• _Stated task_: Reproduce the material exactly, omitting nothing.

Items listed in a dataset
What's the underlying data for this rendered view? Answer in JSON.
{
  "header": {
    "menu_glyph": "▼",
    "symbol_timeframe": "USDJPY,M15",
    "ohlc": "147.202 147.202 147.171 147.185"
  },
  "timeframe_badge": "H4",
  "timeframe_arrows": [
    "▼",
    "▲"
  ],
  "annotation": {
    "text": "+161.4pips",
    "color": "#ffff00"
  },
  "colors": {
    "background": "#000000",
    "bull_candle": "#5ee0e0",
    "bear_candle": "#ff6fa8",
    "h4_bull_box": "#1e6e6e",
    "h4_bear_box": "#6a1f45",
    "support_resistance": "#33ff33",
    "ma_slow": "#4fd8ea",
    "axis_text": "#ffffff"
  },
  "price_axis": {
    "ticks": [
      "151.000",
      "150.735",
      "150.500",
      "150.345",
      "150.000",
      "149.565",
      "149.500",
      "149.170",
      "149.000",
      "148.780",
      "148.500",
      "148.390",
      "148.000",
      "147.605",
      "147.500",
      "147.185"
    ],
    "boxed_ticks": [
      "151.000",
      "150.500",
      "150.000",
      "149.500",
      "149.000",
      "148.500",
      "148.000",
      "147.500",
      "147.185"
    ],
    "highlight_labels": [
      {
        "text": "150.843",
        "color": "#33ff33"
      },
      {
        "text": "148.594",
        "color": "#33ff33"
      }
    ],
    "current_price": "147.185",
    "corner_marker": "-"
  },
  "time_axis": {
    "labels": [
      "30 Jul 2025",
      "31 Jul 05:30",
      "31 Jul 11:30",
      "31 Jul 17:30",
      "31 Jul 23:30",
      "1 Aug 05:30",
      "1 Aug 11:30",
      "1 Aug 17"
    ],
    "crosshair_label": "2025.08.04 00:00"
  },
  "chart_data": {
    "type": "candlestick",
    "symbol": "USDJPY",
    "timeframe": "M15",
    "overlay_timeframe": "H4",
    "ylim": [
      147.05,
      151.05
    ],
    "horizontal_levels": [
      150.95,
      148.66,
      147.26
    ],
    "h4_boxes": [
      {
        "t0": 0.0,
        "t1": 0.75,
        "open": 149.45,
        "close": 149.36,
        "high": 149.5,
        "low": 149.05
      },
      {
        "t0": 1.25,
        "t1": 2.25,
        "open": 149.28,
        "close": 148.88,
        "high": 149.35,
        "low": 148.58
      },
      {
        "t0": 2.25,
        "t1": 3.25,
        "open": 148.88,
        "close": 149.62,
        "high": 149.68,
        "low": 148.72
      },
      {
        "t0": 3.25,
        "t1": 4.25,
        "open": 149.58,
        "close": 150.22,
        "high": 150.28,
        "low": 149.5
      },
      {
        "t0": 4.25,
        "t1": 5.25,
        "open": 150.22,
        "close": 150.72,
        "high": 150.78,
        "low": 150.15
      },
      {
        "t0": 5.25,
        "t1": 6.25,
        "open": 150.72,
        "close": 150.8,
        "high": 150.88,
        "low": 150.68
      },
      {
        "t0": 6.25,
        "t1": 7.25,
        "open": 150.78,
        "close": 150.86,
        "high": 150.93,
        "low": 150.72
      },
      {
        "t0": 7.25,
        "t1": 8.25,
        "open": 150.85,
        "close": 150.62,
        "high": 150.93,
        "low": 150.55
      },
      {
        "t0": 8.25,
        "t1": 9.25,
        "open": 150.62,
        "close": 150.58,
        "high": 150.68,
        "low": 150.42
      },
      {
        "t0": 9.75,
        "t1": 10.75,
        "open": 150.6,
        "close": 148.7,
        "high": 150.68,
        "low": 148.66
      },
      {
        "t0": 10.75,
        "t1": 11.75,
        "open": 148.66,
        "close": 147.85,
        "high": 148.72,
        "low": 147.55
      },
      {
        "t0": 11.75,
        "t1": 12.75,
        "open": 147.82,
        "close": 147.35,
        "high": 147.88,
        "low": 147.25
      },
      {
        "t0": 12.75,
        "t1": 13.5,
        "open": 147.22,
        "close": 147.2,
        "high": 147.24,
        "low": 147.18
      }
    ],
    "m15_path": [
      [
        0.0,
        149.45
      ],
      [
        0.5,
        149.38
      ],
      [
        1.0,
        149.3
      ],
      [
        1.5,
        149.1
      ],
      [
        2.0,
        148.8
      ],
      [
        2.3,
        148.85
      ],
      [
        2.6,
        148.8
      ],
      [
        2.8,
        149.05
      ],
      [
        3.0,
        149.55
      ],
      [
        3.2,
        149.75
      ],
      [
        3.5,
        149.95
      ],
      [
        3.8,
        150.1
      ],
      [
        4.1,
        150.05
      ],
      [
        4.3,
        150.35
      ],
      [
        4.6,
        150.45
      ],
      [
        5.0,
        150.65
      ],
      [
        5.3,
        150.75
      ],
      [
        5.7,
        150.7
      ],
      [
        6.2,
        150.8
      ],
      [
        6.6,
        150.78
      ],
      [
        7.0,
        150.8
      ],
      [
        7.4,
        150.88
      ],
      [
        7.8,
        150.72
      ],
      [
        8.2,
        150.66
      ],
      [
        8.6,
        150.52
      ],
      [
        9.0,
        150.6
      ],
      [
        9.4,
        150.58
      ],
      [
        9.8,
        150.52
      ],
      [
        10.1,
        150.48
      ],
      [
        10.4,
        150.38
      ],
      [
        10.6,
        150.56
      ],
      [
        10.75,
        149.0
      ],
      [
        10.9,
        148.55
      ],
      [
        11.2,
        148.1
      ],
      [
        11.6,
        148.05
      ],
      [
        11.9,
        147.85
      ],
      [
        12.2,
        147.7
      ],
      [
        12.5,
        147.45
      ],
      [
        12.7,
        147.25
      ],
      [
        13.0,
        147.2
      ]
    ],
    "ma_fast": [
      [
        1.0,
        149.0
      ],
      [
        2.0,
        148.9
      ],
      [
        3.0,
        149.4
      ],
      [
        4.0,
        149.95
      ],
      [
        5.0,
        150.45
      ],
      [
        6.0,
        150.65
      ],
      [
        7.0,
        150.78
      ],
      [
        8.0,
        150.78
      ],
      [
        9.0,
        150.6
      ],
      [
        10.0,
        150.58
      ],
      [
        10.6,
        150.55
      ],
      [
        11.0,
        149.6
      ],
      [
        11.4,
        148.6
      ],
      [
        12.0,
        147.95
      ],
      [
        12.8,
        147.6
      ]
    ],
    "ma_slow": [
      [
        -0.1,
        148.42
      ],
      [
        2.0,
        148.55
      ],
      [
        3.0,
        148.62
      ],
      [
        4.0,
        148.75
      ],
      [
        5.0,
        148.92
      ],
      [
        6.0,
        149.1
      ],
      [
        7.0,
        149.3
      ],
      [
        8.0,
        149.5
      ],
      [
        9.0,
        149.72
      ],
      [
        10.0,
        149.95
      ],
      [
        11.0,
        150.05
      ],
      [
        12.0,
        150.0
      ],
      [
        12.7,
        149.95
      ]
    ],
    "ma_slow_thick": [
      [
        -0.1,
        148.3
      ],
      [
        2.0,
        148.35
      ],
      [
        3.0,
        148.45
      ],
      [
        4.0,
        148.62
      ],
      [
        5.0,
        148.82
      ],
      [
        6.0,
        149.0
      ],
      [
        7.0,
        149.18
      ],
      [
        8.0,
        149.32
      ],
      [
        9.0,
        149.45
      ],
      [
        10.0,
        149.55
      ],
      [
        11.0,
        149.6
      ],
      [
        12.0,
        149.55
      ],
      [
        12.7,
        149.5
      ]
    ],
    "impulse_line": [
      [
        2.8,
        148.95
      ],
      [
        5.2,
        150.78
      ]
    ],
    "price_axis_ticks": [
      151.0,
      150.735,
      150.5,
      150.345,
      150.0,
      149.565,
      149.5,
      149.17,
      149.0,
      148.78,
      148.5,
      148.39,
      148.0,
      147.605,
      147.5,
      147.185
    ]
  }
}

• _Reply_:
What's the underlying data for this rendered view? Answer in JSON.
{
  "header": {
    "menu_glyph": "▼",
    "symbol_timeframe": "USDJPY,M15",
    "ohlc": "147.202 147.202 147.171 147.185"
  },
  "timeframe_badge": "H4",
  "timeframe_arrows": [
    "▼",
    "▲"
  ],
  "annotation": {
    "text": "+161.4pips",
    "color": "#ffff00"
  },
  "colors": {
    "background": "#000000",
    "bull_candle": "#5ee0e0",
    "bear_candle": "#ff6fa8",
    "h4_bull_box": "#1e6e6e",
    "h4_bear_box": "#6a1f45",
    "support_resistance": "#33ff33",
    "ma_slow": "#4fd8ea",
    "axis_text": "#ffffff"
  },
  "price_axis": {
    "ticks": [
      "151.000",
      "150.735",
      "150.500",
      "150.345",
      "150.000",
      "149.565",
      "149.500",
      "149.170",
      "149.000",
      "148.780",
      "148.500",
      "148.390",
      "148.000",
      "147.605",
      "147.500",
      "147.185"
    ],
    "boxed_ticks": [
      "151.000",
      "150.500",
      "150.000",
      "149.500",
      "149.000",
      "148.500",
      "148.000",
      "147.500",
      "147.185"
    ],
    "highlight_labels": [
      {
        "text": "150.843",
        "color": "#33ff33"
      },
      {
        "text": "148.594",
        "color": "#33ff33"
      }
    ],
    "current_price": "147.185",
    "corner_marker": "-"
  },
  "time_axis": {
    "labels": [
      "30 Jul 2025",
      "31 Jul 05:30",
      "31 Jul 11:30",
      "31 Jul 17:30",
      "31 Jul 23:30",
      "1 Aug 05:30",
      "1 Aug 11:30",
      "1 Aug 17"
    ],
    "crosshair_label": "2025.08.04 00:00"
  },
  "chart_data": {
    "type": "candlestick",
    "symbol": "USDJPY",
    "timeframe": "M15",
    "overlay_timeframe": "H4",
    "ylim": [
      147.05,
      151.05
    ],
    "horizontal_levels": [
      150.95,
      148.66,
      147.26
    ],
    "h4_boxes": [
      {
        "t0": 0.0,
        "t1": 0.75,
        "open": 149.45,
        "close": 149.36,
        "high": 149.5,
        "low": 149.05
      },
      {
        "t0": 1.25,
        "t1": 2.25,
        "open": 149.28,
        "close": 148.88,
        "high": 149.35,
        "low": 148.58
      },
      {
        "t0": 2.25,
        "t1": 3.25,
        "open": 148.88,
        "close": 149.62,
        "high": 149.68,
        "low": 148.72
      },
      {
        "t0": 3.25,
        "t1": 4.25,
        "open": 149.58,
        "close": 150.22,
        "high": 150.28,
        "low": 149.5
      },
      {
        "t0": 4.25,
        "t1": 5.25,
        "open": 150.22,
        "close": 150.72,
        "high": 150.78,
        "low": 150.15
      },
      {
        "t0": 5.25,
        "t1": 6.25,
        "open": 150.72,
        "close": 150.8,
        "high": 150.88,
        "low": 150.68
      },
      {
        "t0": 6.25,
        "t1": 7.25,
        "open": 150.78,
        "close": 150.86,
        "high": 150.93,
        "low": 150.72
      },
      {
        "t0": 7.25,
        "t1": 8.25,
        "open": 150.85,
        "close": 150.62,
        "high": 150.93,
        "low": 150.55
      },
      {
        "t0": 8.25,
        "t1": 9.25,
        "open": 150.62,
        "close": 150.58,
        "high": 150.68,
        "low": 150.42
      },
      {
        "t0": 9.75,
        "t1": 10.75,
        "open": 150.6,
        "close": 148.7,
        "high": 150.68,
        "low": 148.66
      },
      {
        "t0": 10.75,
        "t1": 11.75,
        "open": 148.66,
        "close": 147.85,
        "high": 148.72,
        "low": 147.55
      },
      {
        "t0": 11.75,
        "t1": 12.75,
        "open": 147.82,
        "close": 147.35,
        "high": 147.88,
        "low": 147.25
      },
      {
        "t0": 12.75,
        "t1": 13.5,
        "open": 147.22,
        "close": 147.2,
        "high": 147.24,
        "low": 147.18
      }
    ],
    "m15_path": [
      [
        0.0,
        149.45
      ],
      [
        0.5,
        149.38
      ],
      [
        1.0,
        149.3
      ],
      [
        1.5,
        149.1
      ],
      [
        2.0,
        148.8
      ],
      [
        2.3,
        148.85
      ],
      [
        2.6,
        148.8
      ],
      [
        2.8,
        149.05
      ],
      [
        3.0,
        149.55
      ],
      [
        3.2,
        149.75
      ],
      [
        3.5,
        149.95
      ],
      [
        3.8,
        150.1
      ],
      [
        4.1,
        150.05
      ],
      [
        4.3,
        150.35
      ],
      [
        4.6,
        150.45
      ],
      [
        5.0,
        150.65
      ],
      [
        5.3,
        150.75
      ],
      [
        5.7,
        150.7
      ],
      [
        6.2,
        150.8
      ],
      [
        6.6,
        150.78
      ],
      [
        7.0,
        150.8
      ],
      [
        7.4,
        150.88
      ],
      [
        7.8,
        150.72
      ],
      [
        8.2,
        150.66
      ],
      [
        8.6,
        150.52
      ],
      [
        9.0,
        150.6
      ],
      [
        9.4,
        150.58
      ],
      [
        9.8,
        150.52
      ],
      [
        10.1,
        150.48
      ],
      [
        10.4,
        150.38
      ],
      [
        10.6,
        150.56
      ],
      [
        10.75,
        149.0
      ],
      [
        10.9,
        148.55
      ],
      [
        11.2,
        148.1
      ],
      [
        11.6,
        148.05
      ],
      [
        11.9,
        147.85
      ],
      [
        12.2,
        147.7
      ],
      [
        12.5,
        147.45
      ],
      [
        12.7,
        147.25
      ],
      [
        13.0,
        147.2
      ]
    ],
    "ma_fast": [
      [
        1.0,
        149.0
      ],
      [
        2.0,
        148.9
      ],
      [
        3.0,
        149.4
      ],
      [
        4.0,
        149.95
      ],
      [
        5.0,
        150.45
      ],
      [
        6.0,
        150.65
      ],
      [
        7.0,
        150.78
      ],
      [
        8.0,
        150.78
      ],
      [
        9.0,
        150.6
      ],
      [
        10.0,
        150.58
      ],
      [
        10.6,
        150.55
      ],
      [
        11.0,
        149.6
      ],
      [
        11.4,
        148.6
      ],
      [
        12.0,
        147.95
      ],
      [
        12.8,
        147.6
      ]
    ],
    "ma_slow": [
      [
        -0.1,
        148.42
      ],
      [
        2.0,
        148.55
      ],
      [
        3.0,
        148.62
      ],
      [
        4.0,
        148.75
      ],
      [
        5.0,
        148.92
      ],
      [
        6.0,
        149.1
      ],
      [
        7.0,
        149.3
      ],
      [
        8.0,
        149.5
      ],
      [
        9.0,
        149.72
      ],
      [
        10.0,
        149.95
      ],
      [
        11.0,
        150.05
      ],
      [
        12.0,
        150.0
      ],
      [
        12.7,
        149.95
      ]
    ],
    "ma_slow_thick": [
      [
        -0.1,
        148.3
      ],
      [
        2.0,
        148.35
      ],
      [
        3.0,
        148.45
      ],
      [
        4.0,
        148.62
      ],
      [
        5.0,
        148.82
      ],
      [
        6.0,
        149.0
      ],
      [
        7.0,
        149.18
      ],
      [
        8.0,
        149.32
      ],
      [
        9.0,
        149.45
      ],
      [
        10.0,
        149.55
      ],
      [
        11.0,
        149.6
      ],
      [
        12.0,
        149.55
      ],
      [
        12.7,
        149.5
      ]
    ],
    "impulse_line": [
      [
        2.8,
        148.95
      ],
      [
        5.2,
        150.78
      ]
    ],
    "price_axis_ticks": [
      151.0,
      150.735,
      150.5,
      150.345,
      150.0,
      149.565,
      149.5,
      149.17,
      149.0,
      148.78,
      148.5,
      148.39,
      148.0,
      147.605,
      147.5,
      147.185
    ]
  }
}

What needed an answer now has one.